(Part of a data file)
-- begin --

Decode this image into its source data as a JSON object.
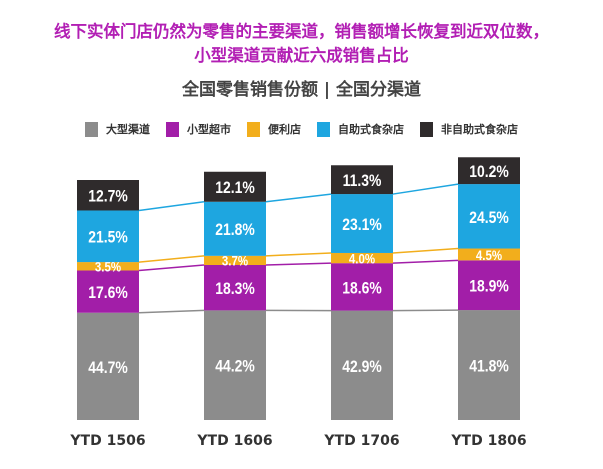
{
  "title_line1": "线下实体门店仍然为零售的主要渠道，销售额增长恢复到近双位数，",
  "title_line2": "小型渠道贡献近六成销售占比",
  "subtitle": "全国零售销售份额 | 全国分渠道",
  "chart_data": {
    "type": "bar",
    "stacked": true,
    "title": "全国零售销售份额 | 全国分渠道",
    "categories": [
      "YTD 1506",
      "YTD 1606",
      "YTD 1706",
      "YTD 1806"
    ],
    "series": [
      {
        "name": "大型渠道",
        "color": "#8c8c8c",
        "values": [
          44.7,
          44.2,
          42.9,
          41.8
        ],
        "labels": [
          "44.7%",
          "44.2%",
          "42.9%",
          "41.8%"
        ]
      },
      {
        "name": "小型超市",
        "color": "#a21ea8",
        "values": [
          17.6,
          18.3,
          18.6,
          18.9
        ],
        "labels": [
          "17.6%",
          "18.3%",
          "18.6%",
          "18.9%"
        ]
      },
      {
        "name": "便利店",
        "color": "#f2ae1c",
        "values": [
          3.5,
          3.7,
          4.0,
          4.5
        ],
        "labels": [
          "3.5%",
          "3.7%",
          "4.0%",
          "4.5%"
        ]
      },
      {
        "name": "自助式食杂店",
        "color": "#1ea6e0",
        "values": [
          21.5,
          21.8,
          23.1,
          24.5
        ],
        "labels": [
          "21.5%",
          "21.8%",
          "23.1%",
          "24.5%"
        ]
      },
      {
        "name": "非自助式食杂店",
        "color": "#2f2b2c",
        "values": [
          12.7,
          12.1,
          11.3,
          10.2
        ],
        "labels": [
          "12.7%",
          "12.1%",
          "11.3%",
          "10.2%"
        ]
      }
    ],
    "legend_position": "top",
    "ylim": [
      0,
      100
    ]
  }
}
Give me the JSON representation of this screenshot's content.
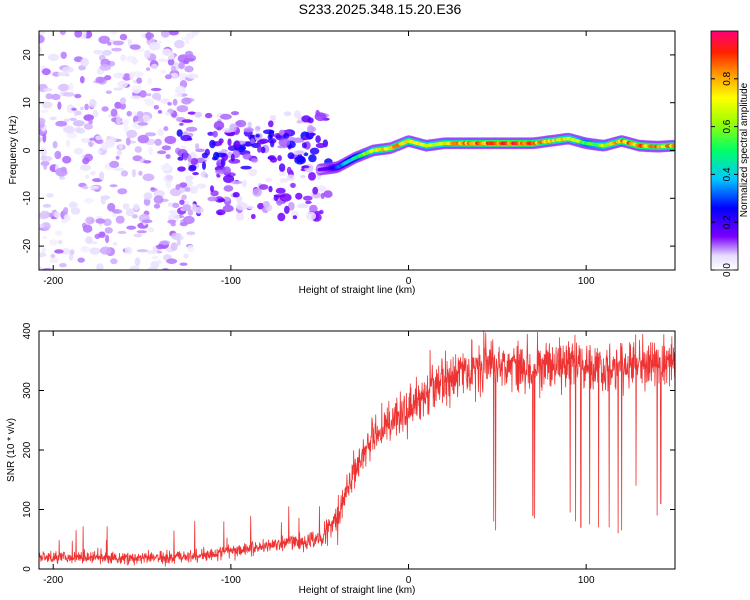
{
  "title": "S233.2025.348.15.20.E36",
  "chart_data": [
    {
      "type": "heatmap",
      "xlabel": "Height of straight line (km)",
      "ylabel": "Frequency (Hz)",
      "xlim": [
        -208,
        150
      ],
      "ylim": [
        -25,
        25
      ],
      "xticks": [
        -200,
        -100,
        0,
        100
      ],
      "yticks": [
        -20,
        -10,
        0,
        10,
        20
      ],
      "colorbar": {
        "label": "Normalized spectral amplitude",
        "range": [
          0,
          1
        ],
        "ticks": [
          "0.0",
          "0.2",
          "0.4",
          "0.6",
          "0.8"
        ],
        "tick_values": [
          0.0,
          0.2,
          0.4,
          0.6,
          0.8
        ]
      },
      "ridge": {
        "x": [
          -50,
          -40,
          -30,
          -20,
          -10,
          0,
          10,
          20,
          30,
          40,
          50,
          60,
          70,
          80,
          90,
          100,
          110,
          120,
          130,
          140,
          150
        ],
        "freq_hz": [
          -4,
          -3.5,
          -1.5,
          0,
          0.5,
          2,
          1,
          1.5,
          1.5,
          1.5,
          1.5,
          1.5,
          1.5,
          2,
          2.5,
          1.5,
          1,
          2,
          1,
          0.8,
          1
        ],
        "amplitude": [
          0.15,
          0.3,
          0.5,
          0.7,
          0.85,
          0.8,
          0.7,
          0.75,
          0.85,
          0.9,
          0.95,
          0.95,
          0.9,
          0.8,
          0.75,
          0.6,
          0.7,
          0.85,
          0.9,
          0.85,
          0.85
        ]
      },
      "noise": [
        {
          "x_range": [
            -208,
            -120
          ],
          "freq_range": [
            -25,
            25
          ],
          "amplitude": 0.08
        },
        {
          "x_range": [
            -130,
            -45
          ],
          "freq_range": [
            -14,
            8
          ],
          "amplitude": 0.12
        }
      ]
    },
    {
      "type": "line",
      "xlabel": "Height of straight line (km)",
      "ylabel": "SNR (10 * v/v)",
      "xlim": [
        -208,
        150
      ],
      "ylim": [
        0,
        400
      ],
      "xticks": [
        -200,
        -100,
        0,
        100
      ],
      "yticks": [
        0,
        100,
        200,
        300,
        400
      ],
      "series": [
        {
          "name": "SNR",
          "color": "#ee3333",
          "x": [
            -208,
            -150,
            -120,
            -100,
            -80,
            -60,
            -50,
            -40,
            -30,
            -20,
            -10,
            0,
            10,
            20,
            30,
            40,
            50,
            60,
            70,
            80,
            90,
            100,
            110,
            120,
            130,
            140,
            150
          ],
          "values": [
            20,
            18,
            22,
            30,
            40,
            45,
            50,
            90,
            170,
            220,
            250,
            270,
            290,
            320,
            330,
            340,
            345,
            345,
            340,
            340,
            345,
            345,
            335,
            340,
            345,
            345,
            345
          ],
          "dips": [
            {
              "x": 48,
              "value": 80
            },
            {
              "x": 49,
              "value": 65
            },
            {
              "x": 70,
              "value": 90
            },
            {
              "x": 71,
              "value": 85
            },
            {
              "x": 91,
              "value": 95
            },
            {
              "x": 94,
              "value": 80
            },
            {
              "x": 97,
              "value": 70
            },
            {
              "x": 102,
              "value": 75
            },
            {
              "x": 107,
              "value": 70
            },
            {
              "x": 113,
              "value": 70
            },
            {
              "x": 118,
              "value": 60
            },
            {
              "x": 120,
              "value": 65
            },
            {
              "x": 128,
              "value": 140
            },
            {
              "x": 140,
              "value": 90
            },
            {
              "x": 142,
              "value": 110
            }
          ]
        }
      ]
    }
  ]
}
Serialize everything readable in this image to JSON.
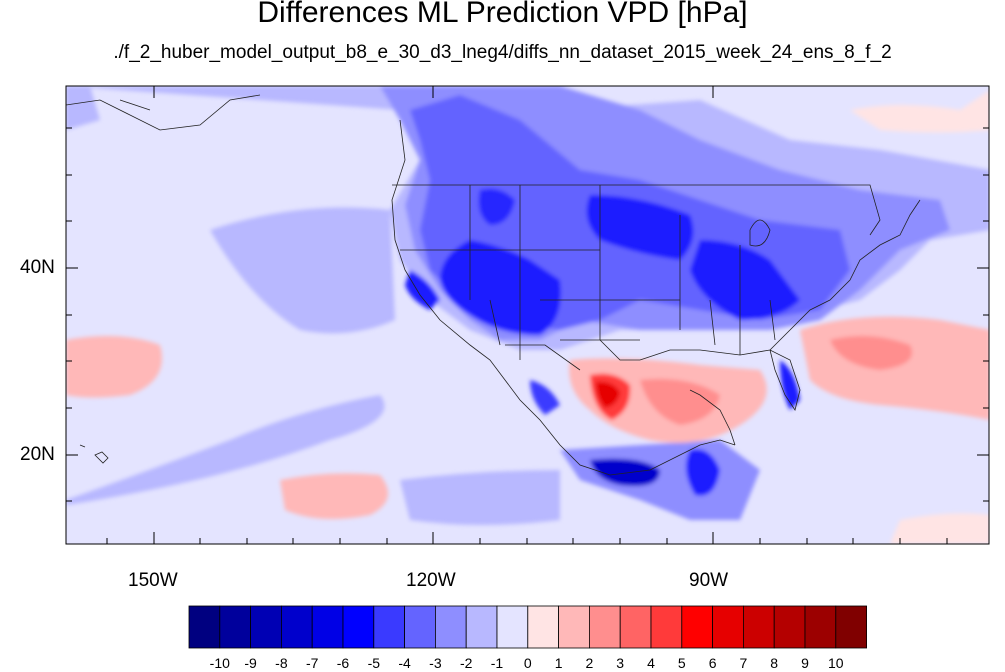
{
  "chart_data": {
    "type": "heatmap",
    "title": "Differences ML Prediction VPD [hPa]",
    "subtitle": "./f_2_huber_model_output_b8_e_30_d3_lneg4/diffs_nn_dataset_2015_week_24_ens_8_f_2",
    "x_ticks": [
      "150W",
      "120W",
      "90W"
    ],
    "y_ticks": [
      "40N",
      "20N"
    ],
    "colorbar": {
      "labels": [
        "-10",
        "-9",
        "-8",
        "-7",
        "-6",
        "-5",
        "-4",
        "-3",
        "-2",
        "-1",
        "0",
        "1",
        "2",
        "3",
        "4",
        "5",
        "6",
        "7",
        "8",
        "9",
        "10"
      ],
      "colors": [
        "#000080",
        "#00009c",
        "#0000b4",
        "#0000cc",
        "#0000e6",
        "#0000ff",
        "#3a3aff",
        "#6464ff",
        "#8e8eff",
        "#b8b8ff",
        "#e4e4ff",
        "#ffe4e4",
        "#ffb8b8",
        "#ff8e8e",
        "#ff6464",
        "#ff3a3a",
        "#ff0000",
        "#e60000",
        "#cc0000",
        "#b40000",
        "#9c0000",
        "#800000"
      ]
    }
  }
}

-- end --

[What you will do] Copy each line of the records precisely and drop any images they hold.

[Finished task]
Decode this image into its source data as a JSON object.
{
  "title_line1": "线下实体门店仍然为零售的主要渠道，销售额增长恢复到近双位数，",
  "title_line2": "小型渠道贡献近六成销售占比",
  "subtitle": "全国零售销售份额 | 全国分渠道",
  "chart_data": {
    "type": "bar",
    "stacked": true,
    "title": "全国零售销售份额 | 全国分渠道",
    "categories": [
      "YTD 1506",
      "YTD 1606",
      "YTD 1706",
      "YTD 1806"
    ],
    "series": [
      {
        "name": "大型渠道",
        "color": "#8c8c8c",
        "values": [
          44.7,
          44.2,
          42.9,
          41.8
        ],
        "labels": [
          "44.7%",
          "44.2%",
          "42.9%",
          "41.8%"
        ]
      },
      {
        "name": "小型超市",
        "color": "#a21ea8",
        "values": [
          17.6,
          18.3,
          18.6,
          18.9
        ],
        "labels": [
          "17.6%",
          "18.3%",
          "18.6%",
          "18.9%"
        ]
      },
      {
        "name": "便利店",
        "color": "#f2ae1c",
        "values": [
          3.5,
          3.7,
          4.0,
          4.5
        ],
        "labels": [
          "3.5%",
          "3.7%",
          "4.0%",
          "4.5%"
        ]
      },
      {
        "name": "自助式食杂店",
        "color": "#1ea6e0",
        "values": [
          21.5,
          21.8,
          23.1,
          24.5
        ],
        "labels": [
          "21.5%",
          "21.8%",
          "23.1%",
          "24.5%"
        ]
      },
      {
        "name": "非自助式食杂店",
        "color": "#2f2b2c",
        "values": [
          12.7,
          12.1,
          11.3,
          10.2
        ],
        "labels": [
          "12.7%",
          "12.1%",
          "11.3%",
          "10.2%"
        ]
      }
    ],
    "legend_position": "top",
    "ylim": [
      0,
      100
    ]
  }
}
Give me the JSON representation of this screenshot's content.
{
  "title": "S233.2025.348.15.20.E36",
  "chart_data": [
    {
      "type": "heatmap",
      "xlabel": "Height of straight line (km)",
      "ylabel": "Frequency (Hz)",
      "xlim": [
        -208,
        150
      ],
      "ylim": [
        -25,
        25
      ],
      "xticks": [
        -200,
        -100,
        0,
        100
      ],
      "yticks": [
        -20,
        -10,
        0,
        10,
        20
      ],
      "colorbar": {
        "label": "Normalized spectral amplitude",
        "range": [
          0,
          1
        ],
        "ticks": [
          "0.0",
          "0.2",
          "0.4",
          "0.6",
          "0.8"
        ],
        "tick_values": [
          0.0,
          0.2,
          0.4,
          0.6,
          0.8
        ]
      },
      "ridge": {
        "x": [
          -50,
          -40,
          -30,
          -20,
          -10,
          0,
          10,
          20,
          30,
          40,
          50,
          60,
          70,
          80,
          90,
          100,
          110,
          120,
          130,
          140,
          150
        ],
        "freq_hz": [
          -4,
          -3.5,
          -1.5,
          0,
          0.5,
          2,
          1,
          1.5,
          1.5,
          1.5,
          1.5,
          1.5,
          1.5,
          2,
          2.5,
          1.5,
          1,
          2,
          1,
          0.8,
          1
        ],
        "amplitude": [
          0.15,
          0.3,
          0.5,
          0.7,
          0.85,
          0.8,
          0.7,
          0.75,
          0.85,
          0.9,
          0.95,
          0.95,
          0.9,
          0.8,
          0.75,
          0.6,
          0.7,
          0.85,
          0.9,
          0.85,
          0.85
        ]
      },
      "noise": [
        {
          "x_range": [
            -208,
            -120
          ],
          "freq_range": [
            -25,
            25
          ],
          "amplitude": 0.08
        },
        {
          "x_range": [
            -130,
            -45
          ],
          "freq_range": [
            -14,
            8
          ],
          "amplitude": 0.12
        }
      ]
    },
    {
      "type": "line",
      "xlabel": "Height of straight line (km)",
      "ylabel": "SNR (10 * v/v)",
      "xlim": [
        -208,
        150
      ],
      "ylim": [
        0,
        400
      ],
      "xticks": [
        -200,
        -100,
        0,
        100
      ],
      "yticks": [
        0,
        100,
        200,
        300,
        400
      ],
      "series": [
        {
          "name": "SNR",
          "color": "#ee3333",
          "x": [
            -208,
            -150,
            -120,
            -100,
            -80,
            -60,
            -50,
            -40,
            -30,
            -20,
            -10,
            0,
            10,
            20,
            30,
            40,
            50,
            60,
            70,
            80,
            90,
            100,
            110,
            120,
            130,
            140,
            150
          ],
          "values": [
            20,
            18,
            22,
            30,
            40,
            45,
            50,
            90,
            170,
            220,
            250,
            270,
            290,
            320,
            330,
            340,
            345,
            345,
            340,
            340,
            345,
            345,
            335,
            340,
            345,
            345,
            345
          ],
          "dips": [
            {
              "x": 48,
              "value": 80
            },
            {
              "x": 49,
              "value": 65
            },
            {
              "x": 70,
              "value": 90
            },
            {
              "x": 71,
              "value": 85
            },
            {
              "x": 91,
              "value": 95
            },
            {
              "x": 94,
              "value": 80
            },
            {
              "x": 97,
              "value": 70
            },
            {
              "x": 102,
              "value": 75
            },
            {
              "x": 107,
              "value": 70
            },
            {
              "x": 113,
              "value": 70
            },
            {
              "x": 118,
              "value": 60
            },
            {
              "x": 120,
              "value": 65
            },
            {
              "x": 128,
              "value": 140
            },
            {
              "x": 140,
              "value": 90
            },
            {
              "x": 142,
              "value": 110
            }
          ]
        }
      ]
    }
  ]
}
Serialize everything readable in this image to JSON.
{
  "chart_data": {
    "type": "heatmap",
    "title": "Differences ML Prediction VPD [hPa]",
    "subtitle": "./f_2_huber_model_output_b8_e_30_d3_lneg4/diffs_nn_dataset_2015_week_24_ens_8_f_2",
    "x_ticks": [
      "150W",
      "120W",
      "90W"
    ],
    "y_ticks": [
      "40N",
      "20N"
    ],
    "colorbar": {
      "labels": [
        "-10",
        "-9",
        "-8",
        "-7",
        "-6",
        "-5",
        "-4",
        "-3",
        "-2",
        "-1",
        "0",
        "1",
        "2",
        "3",
        "4",
        "5",
        "6",
        "7",
        "8",
        "9",
        "10"
      ],
      "colors": [
        "#000080",
        "#00009c",
        "#0000b4",
        "#0000cc",
        "#0000e6",
        "#0000ff",
        "#3a3aff",
        "#6464ff",
        "#8e8eff",
        "#b8b8ff",
        "#e4e4ff",
        "#ffe4e4",
        "#ffb8b8",
        "#ff8e8e",
        "#ff6464",
        "#ff3a3a",
        "#ff0000",
        "#e60000",
        "#cc0000",
        "#b40000",
        "#9c0000",
        "#800000"
      ]
    }
  }
}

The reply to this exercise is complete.